> _What you need to do_
Repeat each record exactly. Any picture gets left out.

<<<<

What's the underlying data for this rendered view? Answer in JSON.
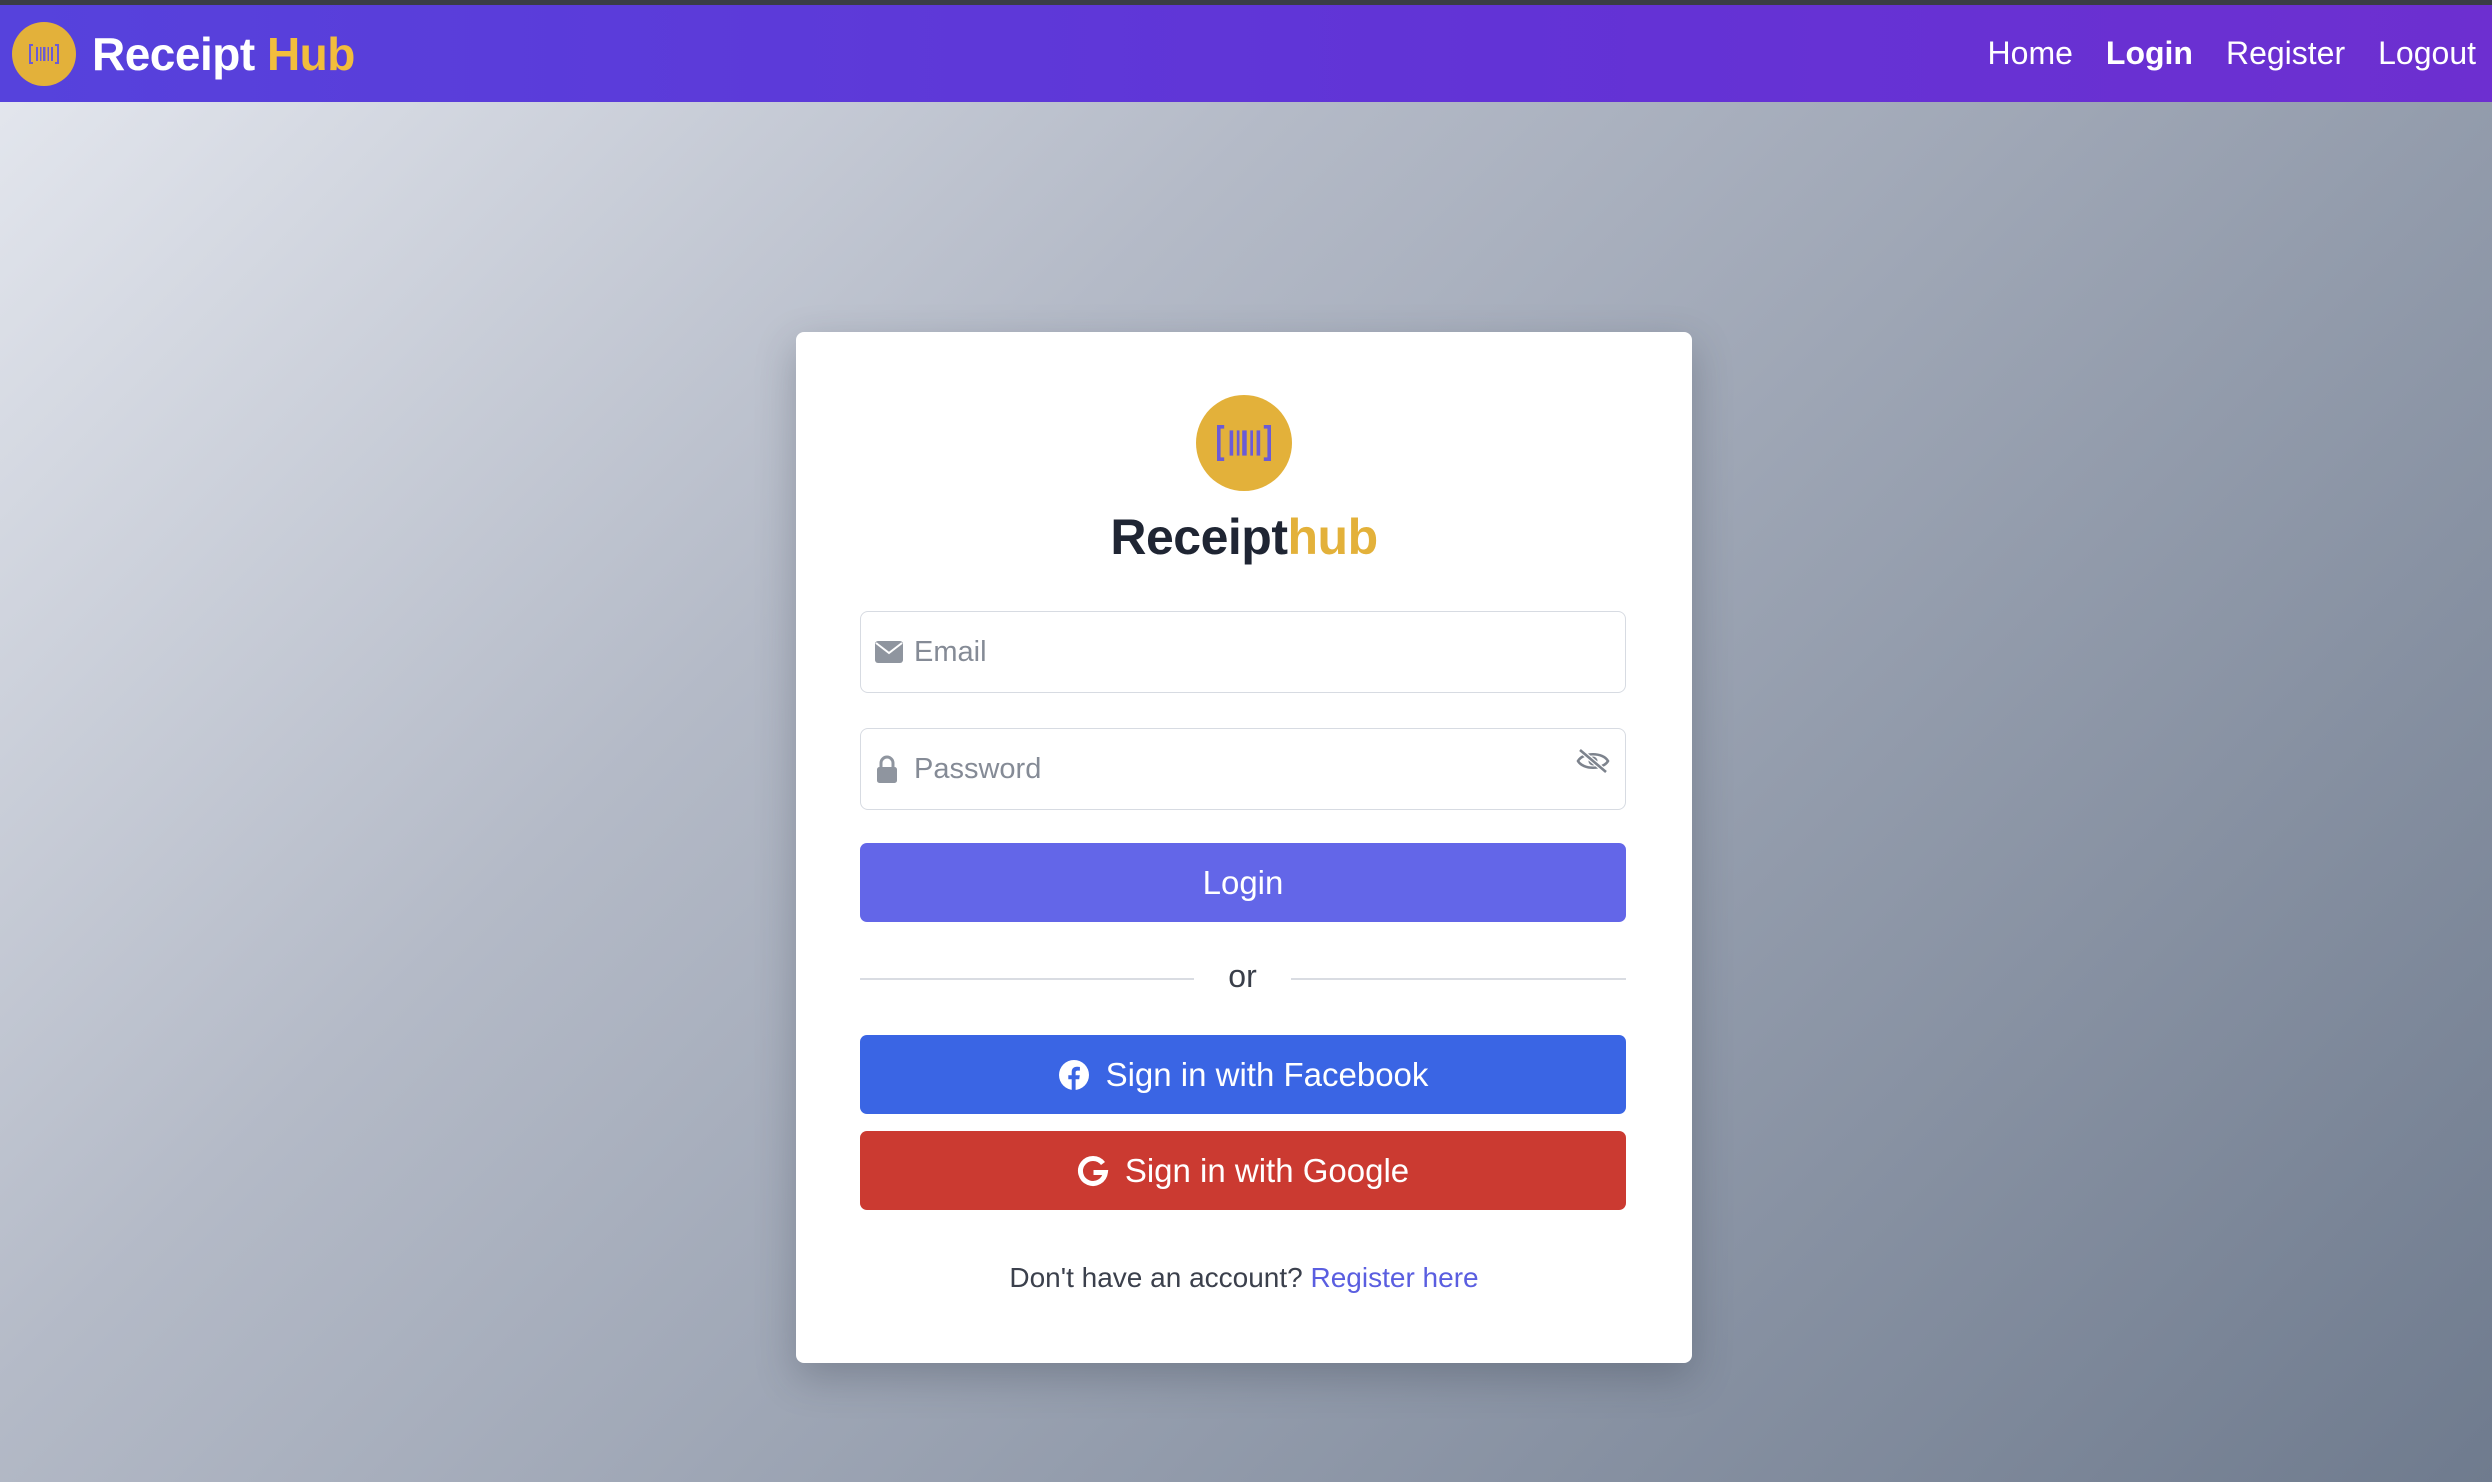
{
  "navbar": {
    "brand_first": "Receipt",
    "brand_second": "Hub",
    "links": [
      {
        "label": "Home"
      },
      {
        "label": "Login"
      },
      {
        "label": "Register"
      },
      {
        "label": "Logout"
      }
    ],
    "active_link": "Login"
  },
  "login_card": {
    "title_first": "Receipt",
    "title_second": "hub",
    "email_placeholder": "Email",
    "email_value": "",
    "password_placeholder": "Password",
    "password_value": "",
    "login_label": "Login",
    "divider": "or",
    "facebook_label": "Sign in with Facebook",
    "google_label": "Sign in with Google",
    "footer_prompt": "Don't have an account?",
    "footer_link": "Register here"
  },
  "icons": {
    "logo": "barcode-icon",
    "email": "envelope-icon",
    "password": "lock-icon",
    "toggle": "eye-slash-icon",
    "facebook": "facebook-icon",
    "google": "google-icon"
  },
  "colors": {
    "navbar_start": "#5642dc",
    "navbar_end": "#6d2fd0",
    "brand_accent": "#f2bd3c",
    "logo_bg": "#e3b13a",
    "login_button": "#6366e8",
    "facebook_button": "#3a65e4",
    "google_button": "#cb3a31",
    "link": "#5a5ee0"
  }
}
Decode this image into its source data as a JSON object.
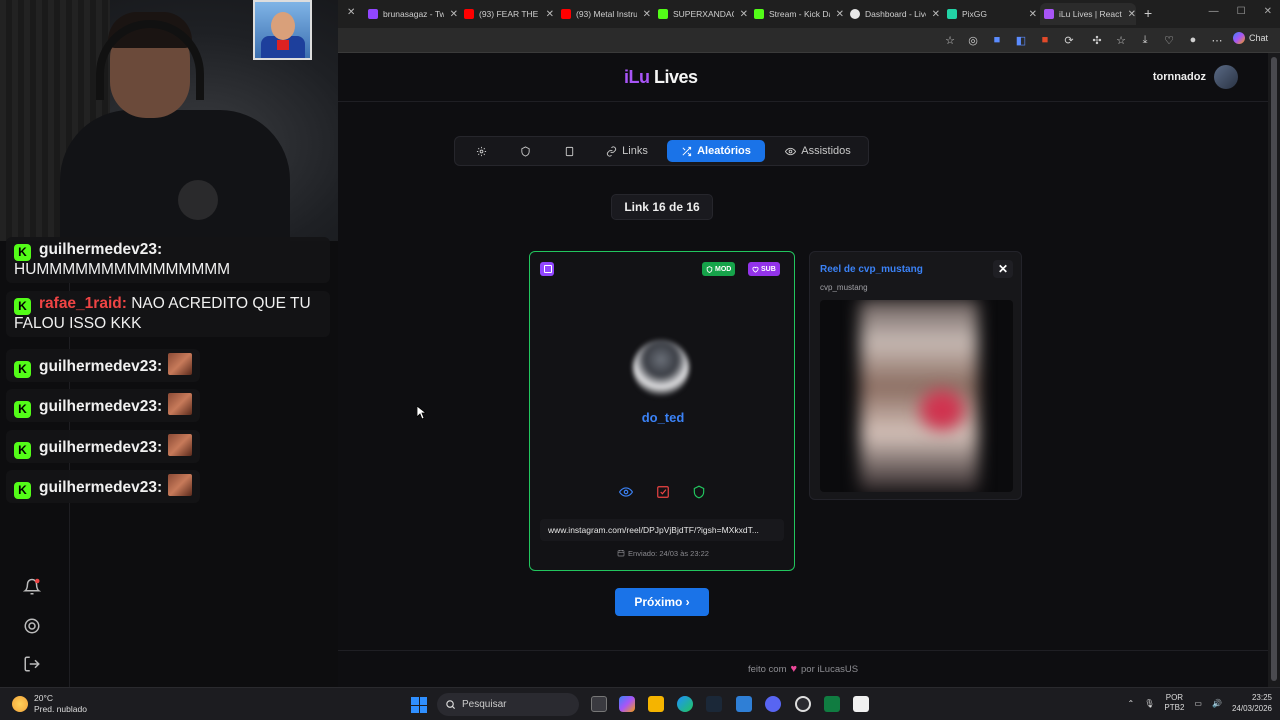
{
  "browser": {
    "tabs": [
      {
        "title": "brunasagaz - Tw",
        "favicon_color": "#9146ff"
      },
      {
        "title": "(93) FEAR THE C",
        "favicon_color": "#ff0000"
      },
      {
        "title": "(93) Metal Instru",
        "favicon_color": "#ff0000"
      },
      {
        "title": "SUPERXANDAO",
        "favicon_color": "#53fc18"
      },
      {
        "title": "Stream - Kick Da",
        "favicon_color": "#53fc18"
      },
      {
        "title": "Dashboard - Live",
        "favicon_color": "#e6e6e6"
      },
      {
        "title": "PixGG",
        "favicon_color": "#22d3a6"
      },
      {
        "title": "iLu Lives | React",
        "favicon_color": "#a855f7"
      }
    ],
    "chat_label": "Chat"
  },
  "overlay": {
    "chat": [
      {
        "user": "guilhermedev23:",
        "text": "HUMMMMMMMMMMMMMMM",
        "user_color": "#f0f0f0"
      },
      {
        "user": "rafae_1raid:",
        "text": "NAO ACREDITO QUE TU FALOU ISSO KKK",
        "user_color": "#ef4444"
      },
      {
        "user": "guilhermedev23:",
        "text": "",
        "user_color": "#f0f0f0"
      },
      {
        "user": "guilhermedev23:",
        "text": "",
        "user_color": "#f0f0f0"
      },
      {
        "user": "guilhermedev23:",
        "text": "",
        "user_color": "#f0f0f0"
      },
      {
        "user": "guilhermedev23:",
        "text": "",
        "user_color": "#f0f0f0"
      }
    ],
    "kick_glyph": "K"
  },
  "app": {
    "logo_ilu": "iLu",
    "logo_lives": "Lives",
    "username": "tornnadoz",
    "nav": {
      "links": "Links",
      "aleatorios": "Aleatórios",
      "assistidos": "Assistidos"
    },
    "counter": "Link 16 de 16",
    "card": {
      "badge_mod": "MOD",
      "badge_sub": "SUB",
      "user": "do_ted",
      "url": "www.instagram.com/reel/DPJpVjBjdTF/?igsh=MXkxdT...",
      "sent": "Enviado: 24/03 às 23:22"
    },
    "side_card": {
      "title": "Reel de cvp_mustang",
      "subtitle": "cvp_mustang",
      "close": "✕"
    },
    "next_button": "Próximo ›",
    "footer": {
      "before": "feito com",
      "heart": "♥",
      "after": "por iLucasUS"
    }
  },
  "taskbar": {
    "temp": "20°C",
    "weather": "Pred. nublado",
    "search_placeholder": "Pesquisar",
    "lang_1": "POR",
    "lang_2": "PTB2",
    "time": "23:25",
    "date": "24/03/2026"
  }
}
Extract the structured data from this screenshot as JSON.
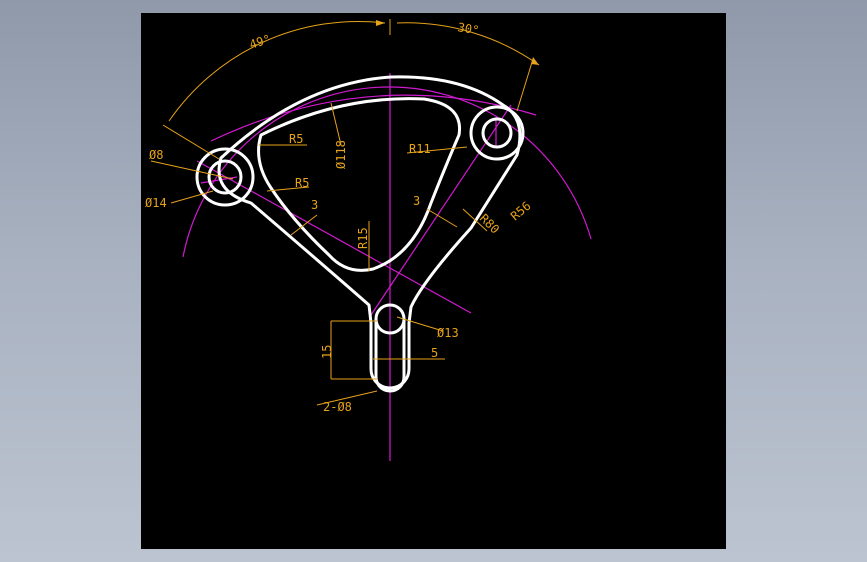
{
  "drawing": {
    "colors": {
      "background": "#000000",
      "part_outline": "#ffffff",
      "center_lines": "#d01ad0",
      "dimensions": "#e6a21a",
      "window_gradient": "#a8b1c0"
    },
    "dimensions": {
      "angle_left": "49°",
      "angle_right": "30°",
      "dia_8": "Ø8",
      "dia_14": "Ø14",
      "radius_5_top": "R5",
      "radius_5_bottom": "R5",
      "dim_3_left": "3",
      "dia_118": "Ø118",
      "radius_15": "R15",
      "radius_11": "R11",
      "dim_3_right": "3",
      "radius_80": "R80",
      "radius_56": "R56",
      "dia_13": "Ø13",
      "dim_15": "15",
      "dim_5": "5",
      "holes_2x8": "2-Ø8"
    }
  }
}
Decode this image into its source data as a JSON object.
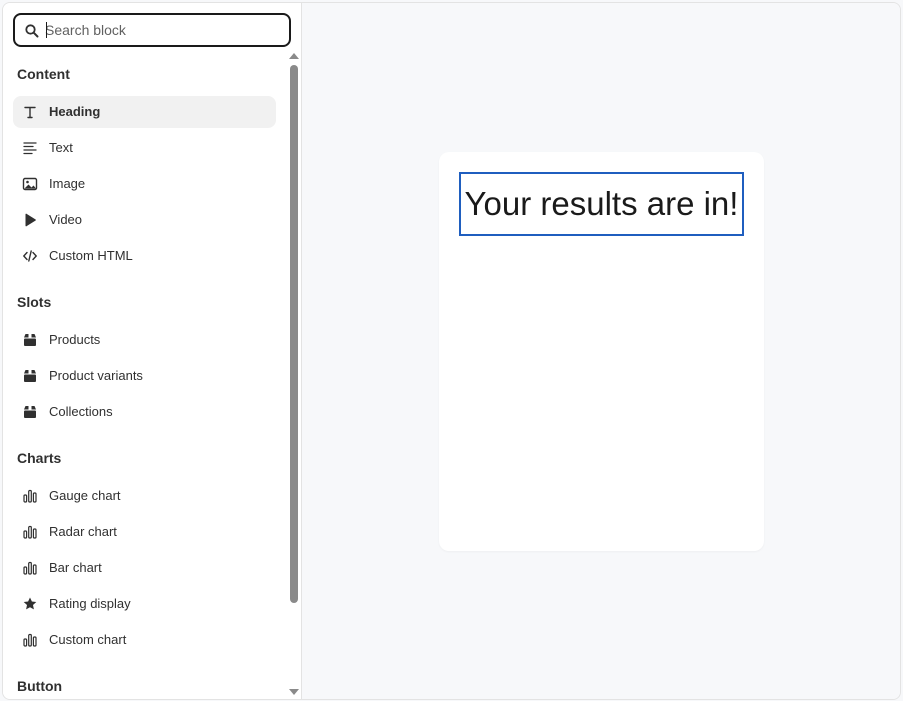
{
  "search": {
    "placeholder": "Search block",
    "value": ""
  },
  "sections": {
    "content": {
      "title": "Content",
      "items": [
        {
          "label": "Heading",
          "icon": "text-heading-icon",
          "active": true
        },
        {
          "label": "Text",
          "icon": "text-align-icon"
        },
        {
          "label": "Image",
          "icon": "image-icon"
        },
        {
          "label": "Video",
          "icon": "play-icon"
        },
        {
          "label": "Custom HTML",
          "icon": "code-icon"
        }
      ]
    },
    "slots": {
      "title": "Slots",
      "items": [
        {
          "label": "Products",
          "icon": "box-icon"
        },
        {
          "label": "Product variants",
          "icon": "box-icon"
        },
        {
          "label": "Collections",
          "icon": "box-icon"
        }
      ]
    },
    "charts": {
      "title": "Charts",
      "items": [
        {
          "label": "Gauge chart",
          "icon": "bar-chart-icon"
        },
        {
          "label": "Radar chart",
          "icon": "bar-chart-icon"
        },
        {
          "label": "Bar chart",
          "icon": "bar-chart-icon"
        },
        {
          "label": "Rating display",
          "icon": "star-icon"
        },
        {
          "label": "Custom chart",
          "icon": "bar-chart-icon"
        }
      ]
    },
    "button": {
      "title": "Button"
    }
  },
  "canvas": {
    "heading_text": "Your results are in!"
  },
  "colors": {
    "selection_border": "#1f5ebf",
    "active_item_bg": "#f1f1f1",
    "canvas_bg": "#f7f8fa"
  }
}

>>>>

> _Answer for the task_
What's the underlying data for this rendered view? Answer in JSON.
{
  "navbar": {
    "brand_first": "Receipt",
    "brand_second": "Hub",
    "links": [
      {
        "label": "Home"
      },
      {
        "label": "Login"
      },
      {
        "label": "Register"
      },
      {
        "label": "Logout"
      }
    ],
    "active_link": "Login"
  },
  "login_card": {
    "title_first": "Receipt",
    "title_second": "hub",
    "email_placeholder": "Email",
    "email_value": "",
    "password_placeholder": "Password",
    "password_value": "",
    "login_label": "Login",
    "divider": "or",
    "facebook_label": "Sign in with Facebook",
    "google_label": "Sign in with Google",
    "footer_prompt": "Don't have an account?",
    "footer_link": "Register here"
  },
  "icons": {
    "logo": "barcode-icon",
    "email": "envelope-icon",
    "password": "lock-icon",
    "toggle": "eye-slash-icon",
    "facebook": "facebook-icon",
    "google": "google-icon"
  },
  "colors": {
    "navbar_start": "#5642dc",
    "navbar_end": "#6d2fd0",
    "brand_accent": "#f2bd3c",
    "logo_bg": "#e3b13a",
    "login_button": "#6366e8",
    "facebook_button": "#3a65e4",
    "google_button": "#cb3a31",
    "link": "#5a5ee0"
  }
}
Decode this image into its source data as a JSON object.
{
  "browser": {
    "tabs": [
      {
        "title": "brunasagaz - Tw",
        "favicon_color": "#9146ff"
      },
      {
        "title": "(93) FEAR THE C",
        "favicon_color": "#ff0000"
      },
      {
        "title": "(93) Metal Instru",
        "favicon_color": "#ff0000"
      },
      {
        "title": "SUPERXANDAO",
        "favicon_color": "#53fc18"
      },
      {
        "title": "Stream - Kick Da",
        "favicon_color": "#53fc18"
      },
      {
        "title": "Dashboard - Live",
        "favicon_color": "#e6e6e6"
      },
      {
        "title": "PixGG",
        "favicon_color": "#22d3a6"
      },
      {
        "title": "iLu Lives | React",
        "favicon_color": "#a855f7"
      }
    ],
    "chat_label": "Chat"
  },
  "overlay": {
    "chat": [
      {
        "user": "guilhermedev23:",
        "text": "HUMMMMMMMMMMMMMMM",
        "user_color": "#f0f0f0"
      },
      {
        "user": "rafae_1raid:",
        "text": "NAO ACREDITO QUE TU FALOU ISSO KKK",
        "user_color": "#ef4444"
      },
      {
        "user": "guilhermedev23:",
        "text": "",
        "user_color": "#f0f0f0"
      },
      {
        "user": "guilhermedev23:",
        "text": "",
        "user_color": "#f0f0f0"
      },
      {
        "user": "guilhermedev23:",
        "text": "",
        "user_color": "#f0f0f0"
      },
      {
        "user": "guilhermedev23:",
        "text": "",
        "user_color": "#f0f0f0"
      }
    ],
    "kick_glyph": "K"
  },
  "app": {
    "logo_ilu": "iLu",
    "logo_lives": "Lives",
    "username": "tornnadoz",
    "nav": {
      "links": "Links",
      "aleatorios": "Aleatórios",
      "assistidos": "Assistidos"
    },
    "counter": "Link 16 de 16",
    "card": {
      "badge_mod": "MOD",
      "badge_sub": "SUB",
      "user": "do_ted",
      "url": "www.instagram.com/reel/DPJpVjBjdTF/?igsh=MXkxdT...",
      "sent": "Enviado: 24/03 às 23:22"
    },
    "side_card": {
      "title": "Reel de cvp_mustang",
      "subtitle": "cvp_mustang",
      "close": "✕"
    },
    "next_button": "Próximo ›",
    "footer": {
      "before": "feito com",
      "heart": "♥",
      "after": "por iLucasUS"
    }
  },
  "taskbar": {
    "temp": "20°C",
    "weather": "Pred. nublado",
    "search_placeholder": "Pesquisar",
    "lang_1": "POR",
    "lang_2": "PTB2",
    "time": "23:25",
    "date": "24/03/2026"
  }
}
Extract the structured data from this screenshot as JSON.
{
  "drawing": {
    "colors": {
      "background": "#000000",
      "part_outline": "#ffffff",
      "center_lines": "#d01ad0",
      "dimensions": "#e6a21a",
      "window_gradient": "#a8b1c0"
    },
    "dimensions": {
      "angle_left": "49°",
      "angle_right": "30°",
      "dia_8": "Ø8",
      "dia_14": "Ø14",
      "radius_5_top": "R5",
      "radius_5_bottom": "R5",
      "dim_3_left": "3",
      "dia_118": "Ø118",
      "radius_15": "R15",
      "radius_11": "R11",
      "dim_3_right": "3",
      "radius_80": "R80",
      "radius_56": "R56",
      "dia_13": "Ø13",
      "dim_15": "15",
      "dim_5": "5",
      "holes_2x8": "2-Ø8"
    }
  }
}
Decode this image into its source data as a JSON object.
{
  "search": {
    "placeholder": "Search block",
    "value": ""
  },
  "sections": {
    "content": {
      "title": "Content",
      "items": [
        {
          "label": "Heading",
          "icon": "text-heading-icon",
          "active": true
        },
        {
          "label": "Text",
          "icon": "text-align-icon"
        },
        {
          "label": "Image",
          "icon": "image-icon"
        },
        {
          "label": "Video",
          "icon": "play-icon"
        },
        {
          "label": "Custom HTML",
          "icon": "code-icon"
        }
      ]
    },
    "slots": {
      "title": "Slots",
      "items": [
        {
          "label": "Products",
          "icon": "box-icon"
        },
        {
          "label": "Product variants",
          "icon": "box-icon"
        },
        {
          "label": "Collections",
          "icon": "box-icon"
        }
      ]
    },
    "charts": {
      "title": "Charts",
      "items": [
        {
          "label": "Gauge chart",
          "icon": "bar-chart-icon"
        },
        {
          "label": "Radar chart",
          "icon": "bar-chart-icon"
        },
        {
          "label": "Bar chart",
          "icon": "bar-chart-icon"
        },
        {
          "label": "Rating display",
          "icon": "star-icon"
        },
        {
          "label": "Custom chart",
          "icon": "bar-chart-icon"
        }
      ]
    },
    "button": {
      "title": "Button"
    }
  },
  "canvas": {
    "heading_text": "Your results are in!"
  },
  "colors": {
    "selection_border": "#1f5ebf",
    "active_item_bg": "#f1f1f1",
    "canvas_bg": "#f7f8fa"
  }
}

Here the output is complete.